= What to produce =
Restate the data exactly as given and keep the pictures out.

= Data entries =
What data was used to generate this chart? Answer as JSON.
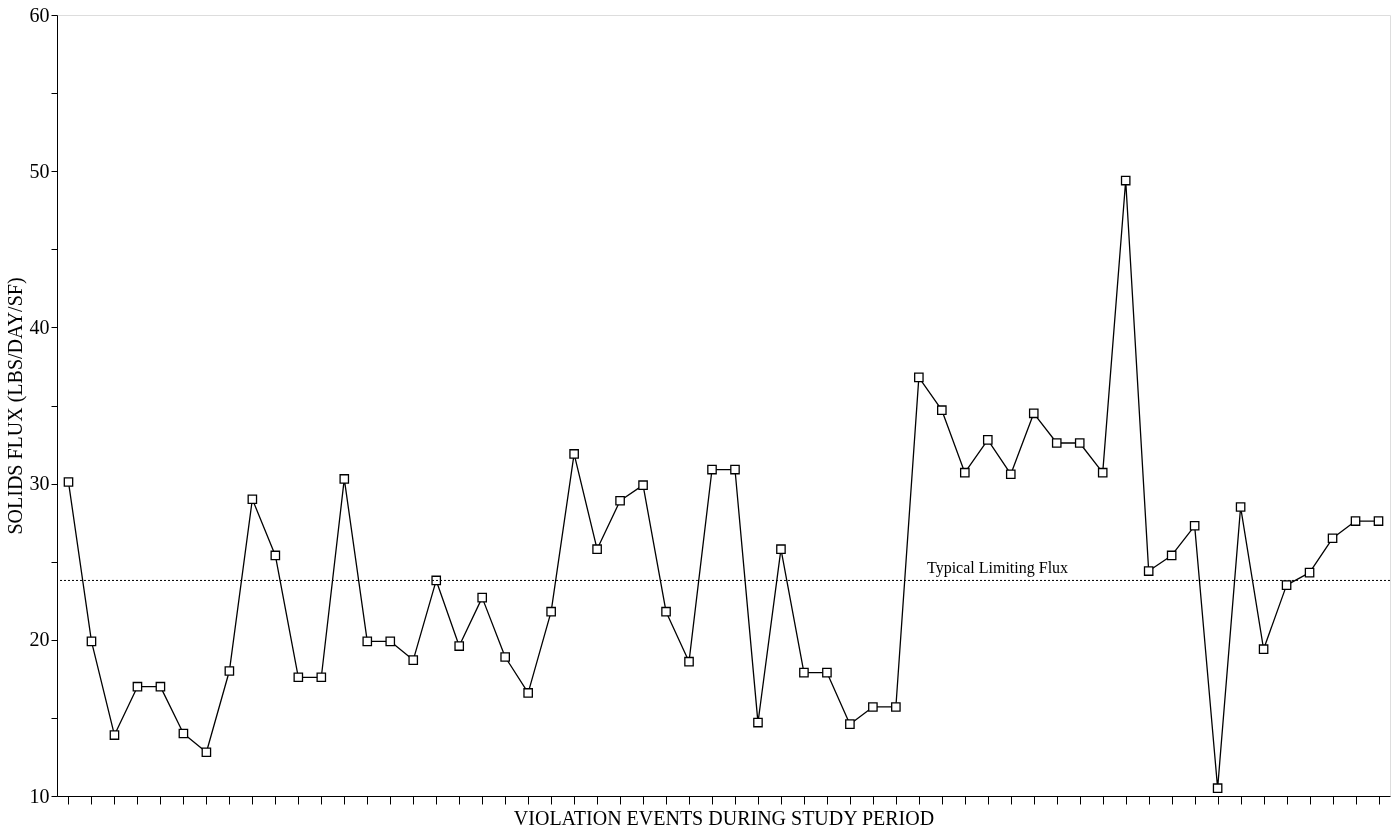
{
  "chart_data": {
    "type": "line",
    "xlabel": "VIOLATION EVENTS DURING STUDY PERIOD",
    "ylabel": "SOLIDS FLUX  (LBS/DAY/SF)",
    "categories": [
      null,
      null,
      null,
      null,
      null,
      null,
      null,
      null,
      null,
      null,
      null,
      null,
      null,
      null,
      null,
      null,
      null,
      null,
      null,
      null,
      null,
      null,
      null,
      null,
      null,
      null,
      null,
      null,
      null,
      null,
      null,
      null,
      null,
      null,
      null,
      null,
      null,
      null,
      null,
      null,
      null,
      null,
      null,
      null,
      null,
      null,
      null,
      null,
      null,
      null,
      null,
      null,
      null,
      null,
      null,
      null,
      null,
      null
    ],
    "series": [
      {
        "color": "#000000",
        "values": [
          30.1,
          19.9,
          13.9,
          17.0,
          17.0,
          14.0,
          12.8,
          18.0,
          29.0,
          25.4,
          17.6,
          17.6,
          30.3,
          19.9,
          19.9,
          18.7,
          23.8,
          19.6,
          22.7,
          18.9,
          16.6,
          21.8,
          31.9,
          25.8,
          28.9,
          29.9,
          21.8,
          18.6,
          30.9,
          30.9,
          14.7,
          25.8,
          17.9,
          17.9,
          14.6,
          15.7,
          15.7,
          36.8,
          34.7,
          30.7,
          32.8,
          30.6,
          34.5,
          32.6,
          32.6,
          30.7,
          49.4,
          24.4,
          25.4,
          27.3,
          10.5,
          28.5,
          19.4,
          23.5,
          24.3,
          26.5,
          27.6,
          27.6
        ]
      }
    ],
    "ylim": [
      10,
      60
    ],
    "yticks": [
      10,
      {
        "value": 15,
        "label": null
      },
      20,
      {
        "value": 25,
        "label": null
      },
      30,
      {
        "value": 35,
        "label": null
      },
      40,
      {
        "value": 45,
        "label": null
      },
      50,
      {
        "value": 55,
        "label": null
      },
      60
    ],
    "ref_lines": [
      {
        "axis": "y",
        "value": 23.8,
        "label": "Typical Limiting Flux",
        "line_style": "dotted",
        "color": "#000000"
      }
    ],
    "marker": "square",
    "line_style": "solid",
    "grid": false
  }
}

= Finished answer =
What data was used to generate this chart? Answer as JSON.
{
  "chart_data": {
    "type": "line",
    "xlabel": "VIOLATION EVENTS DURING STUDY PERIOD",
    "ylabel": "SOLIDS FLUX  (LBS/DAY/SF)",
    "categories": [
      null,
      null,
      null,
      null,
      null,
      null,
      null,
      null,
      null,
      null,
      null,
      null,
      null,
      null,
      null,
      null,
      null,
      null,
      null,
      null,
      null,
      null,
      null,
      null,
      null,
      null,
      null,
      null,
      null,
      null,
      null,
      null,
      null,
      null,
      null,
      null,
      null,
      null,
      null,
      null,
      null,
      null,
      null,
      null,
      null,
      null,
      null,
      null,
      null,
      null,
      null,
      null,
      null,
      null,
      null,
      null,
      null,
      null
    ],
    "series": [
      {
        "color": "#000000",
        "values": [
          30.1,
          19.9,
          13.9,
          17.0,
          17.0,
          14.0,
          12.8,
          18.0,
          29.0,
          25.4,
          17.6,
          17.6,
          30.3,
          19.9,
          19.9,
          18.7,
          23.8,
          19.6,
          22.7,
          18.9,
          16.6,
          21.8,
          31.9,
          25.8,
          28.9,
          29.9,
          21.8,
          18.6,
          30.9,
          30.9,
          14.7,
          25.8,
          17.9,
          17.9,
          14.6,
          15.7,
          15.7,
          36.8,
          34.7,
          30.7,
          32.8,
          30.6,
          34.5,
          32.6,
          32.6,
          30.7,
          49.4,
          24.4,
          25.4,
          27.3,
          10.5,
          28.5,
          19.4,
          23.5,
          24.3,
          26.5,
          27.6,
          27.6
        ]
      }
    ],
    "ylim": [
      10,
      60
    ],
    "yticks": [
      10,
      {
        "value": 15,
        "label": null
      },
      20,
      {
        "value": 25,
        "label": null
      },
      30,
      {
        "value": 35,
        "label": null
      },
      40,
      {
        "value": 45,
        "label": null
      },
      50,
      {
        "value": 55,
        "label": null
      },
      60
    ],
    "ref_lines": [
      {
        "axis": "y",
        "value": 23.8,
        "label": "Typical Limiting Flux",
        "line_style": "dotted",
        "color": "#000000"
      }
    ],
    "marker": "square",
    "line_style": "solid",
    "grid": false
  }
}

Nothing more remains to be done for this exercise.